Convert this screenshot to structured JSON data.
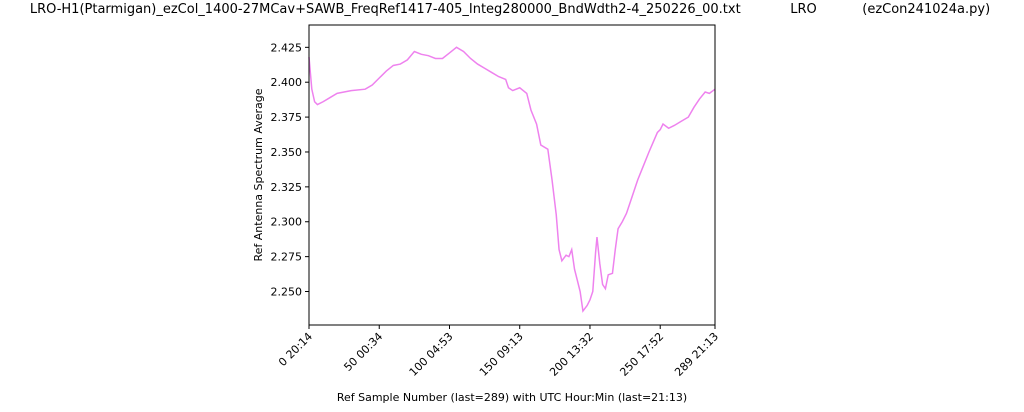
{
  "chart_data": {
    "type": "line",
    "title": "LRO-H1(Ptarmigan)_ezCol_1400-27MCav+SAWB_FreqRef1417-405_Integ280000_BndWdth2-4_250226_00.txt            LRO           (ezCon241024a.py)",
    "x_label": "Ref Sample Number (last=289) with UTC Hour:Min (last=21:13)",
    "y_label": "Ref Antenna Spectrum Average",
    "xlim": [
      0,
      289
    ],
    "ylim": [
      2.226,
      2.441
    ],
    "xticks": [
      {
        "value": 0,
        "label": "0  20:14"
      },
      {
        "value": 50,
        "label": "50  00:34"
      },
      {
        "value": 100,
        "label": "100  04:53"
      },
      {
        "value": 150,
        "label": "150  09:13"
      },
      {
        "value": 200,
        "label": "200  13:32"
      },
      {
        "value": 250,
        "label": "250  17:52"
      },
      {
        "value": 289,
        "label": "289  21:13"
      }
    ],
    "yticks": [
      {
        "value": 2.25,
        "label": "2.250"
      },
      2.275,
      {
        "value": 2.3,
        "label": "2.300"
      },
      2.325,
      {
        "value": 2.35,
        "label": "2.350"
      },
      2.375,
      {
        "value": 2.4,
        "label": "2.400"
      },
      2.425
    ],
    "series": [
      {
        "color": "#ee82ee",
        "x": [
          0,
          2,
          4,
          6,
          10,
          15,
          20,
          30,
          40,
          45,
          50,
          55,
          60,
          65,
          70,
          75,
          80,
          85,
          90,
          95,
          100,
          105,
          110,
          115,
          120,
          125,
          130,
          135,
          140,
          142,
          145,
          150,
          155,
          158,
          162,
          165,
          170,
          173,
          176,
          178,
          180,
          183,
          185,
          187,
          189,
          191,
          193,
          195,
          198,
          200,
          202,
          204,
          205,
          207,
          209,
          211,
          213,
          216,
          218,
          220,
          223,
          226,
          230,
          234,
          238,
          242,
          245,
          248,
          250,
          252,
          256,
          260,
          265,
          270,
          274,
          278,
          282,
          285,
          289
        ],
        "values": [
          2.418,
          2.395,
          2.386,
          2.384,
          2.386,
          2.389,
          2.392,
          2.394,
          2.395,
          2.398,
          2.403,
          2.408,
          2.412,
          2.413,
          2.416,
          2.422,
          2.42,
          2.419,
          2.417,
          2.417,
          2.421,
          2.425,
          2.422,
          2.417,
          2.413,
          2.41,
          2.407,
          2.404,
          2.402,
          2.396,
          2.394,
          2.396,
          2.392,
          2.38,
          2.37,
          2.355,
          2.352,
          2.33,
          2.305,
          2.28,
          2.272,
          2.276,
          2.275,
          2.28,
          2.266,
          2.258,
          2.25,
          2.236,
          2.24,
          2.244,
          2.25,
          2.278,
          2.289,
          2.27,
          2.255,
          2.252,
          2.262,
          2.263,
          2.28,
          2.295,
          2.3,
          2.306,
          2.318,
          2.33,
          2.34,
          2.35,
          2.357,
          2.364,
          2.366,
          2.37,
          2.367,
          2.369,
          2.372,
          2.375,
          2.382,
          2.388,
          2.393,
          2.392,
          2.395
        ]
      }
    ]
  }
}
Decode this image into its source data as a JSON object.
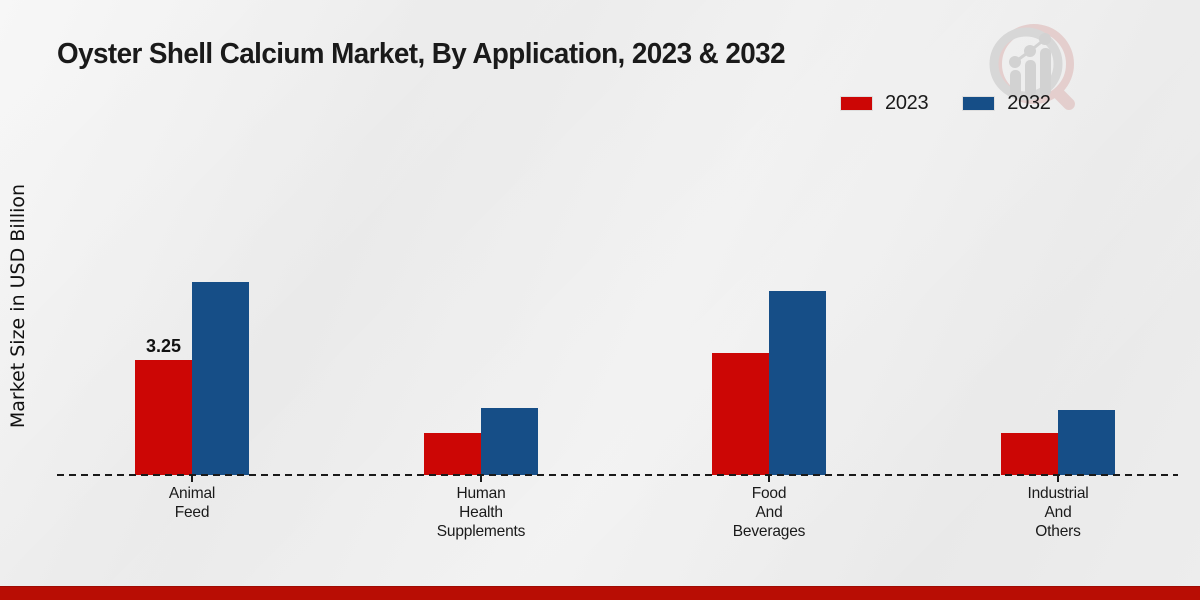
▬▬▬
## PROBLEM TO SOLVE
From the listing above, return each line with the word "this".

## EXERCISE ANSWER
Convert this screenshot to structured JSON data.
Decode this image into its source data as a JSON object.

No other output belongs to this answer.